## Work to complete
Every record must appear in your copy exactly as written, with no pictures.
▼▼▼
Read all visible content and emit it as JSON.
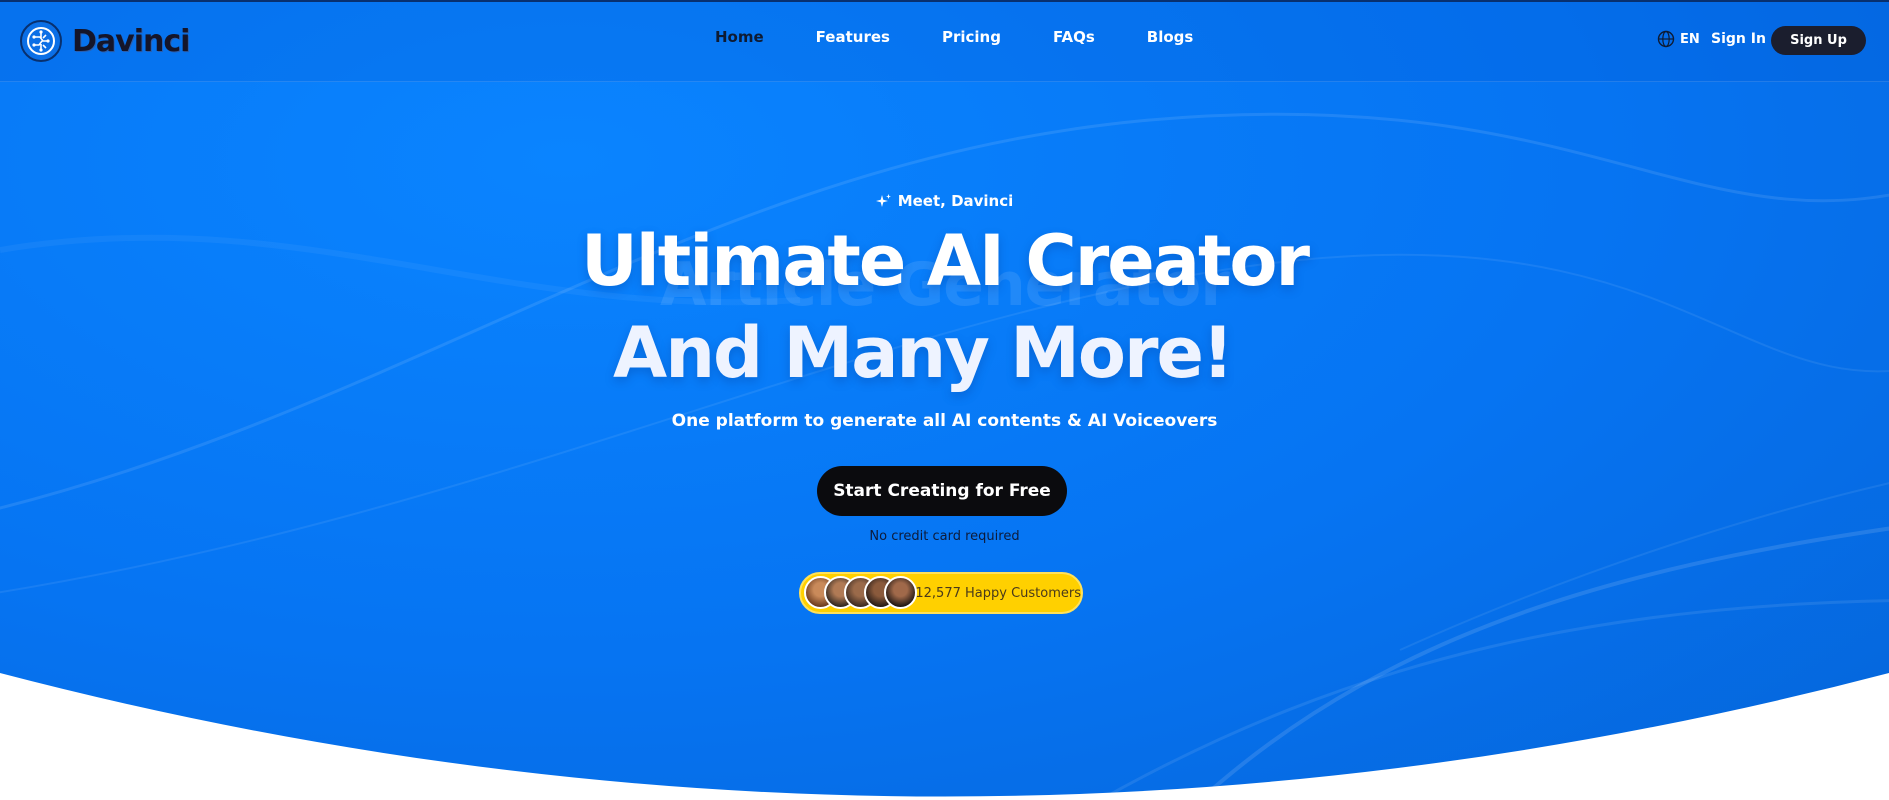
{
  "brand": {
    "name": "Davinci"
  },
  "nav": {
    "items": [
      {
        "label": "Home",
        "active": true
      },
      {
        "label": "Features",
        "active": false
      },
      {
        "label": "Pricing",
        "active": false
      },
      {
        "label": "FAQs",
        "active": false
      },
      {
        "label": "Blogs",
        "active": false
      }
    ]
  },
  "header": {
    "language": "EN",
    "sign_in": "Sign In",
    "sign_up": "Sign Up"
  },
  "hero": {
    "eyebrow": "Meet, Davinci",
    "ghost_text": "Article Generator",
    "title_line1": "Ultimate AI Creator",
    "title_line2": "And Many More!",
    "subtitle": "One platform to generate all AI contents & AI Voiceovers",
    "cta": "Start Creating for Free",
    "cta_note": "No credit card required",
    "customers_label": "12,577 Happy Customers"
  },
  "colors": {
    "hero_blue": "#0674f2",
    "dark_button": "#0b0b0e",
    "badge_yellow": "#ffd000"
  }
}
▲▲▲
## Response to the exercise
Read all visible content and emit it as JSON.
{
  "brand": {
    "name": "Davinci"
  },
  "nav": {
    "items": [
      {
        "label": "Home",
        "active": true
      },
      {
        "label": "Features",
        "active": false
      },
      {
        "label": "Pricing",
        "active": false
      },
      {
        "label": "FAQs",
        "active": false
      },
      {
        "label": "Blogs",
        "active": false
      }
    ]
  },
  "header": {
    "language": "EN",
    "sign_in": "Sign In",
    "sign_up": "Sign Up"
  },
  "hero": {
    "eyebrow": "Meet, Davinci",
    "ghost_text": "Article Generator",
    "title_line1": "Ultimate AI Creator",
    "title_line2": "And Many More!",
    "subtitle": "One platform to generate all AI contents & AI Voiceovers",
    "cta": "Start Creating for Free",
    "cta_note": "No credit card required",
    "customers_label": "12,577 Happy Customers"
  },
  "colors": {
    "hero_blue": "#0674f2",
    "dark_button": "#0b0b0e",
    "badge_yellow": "#ffd000"
  }
}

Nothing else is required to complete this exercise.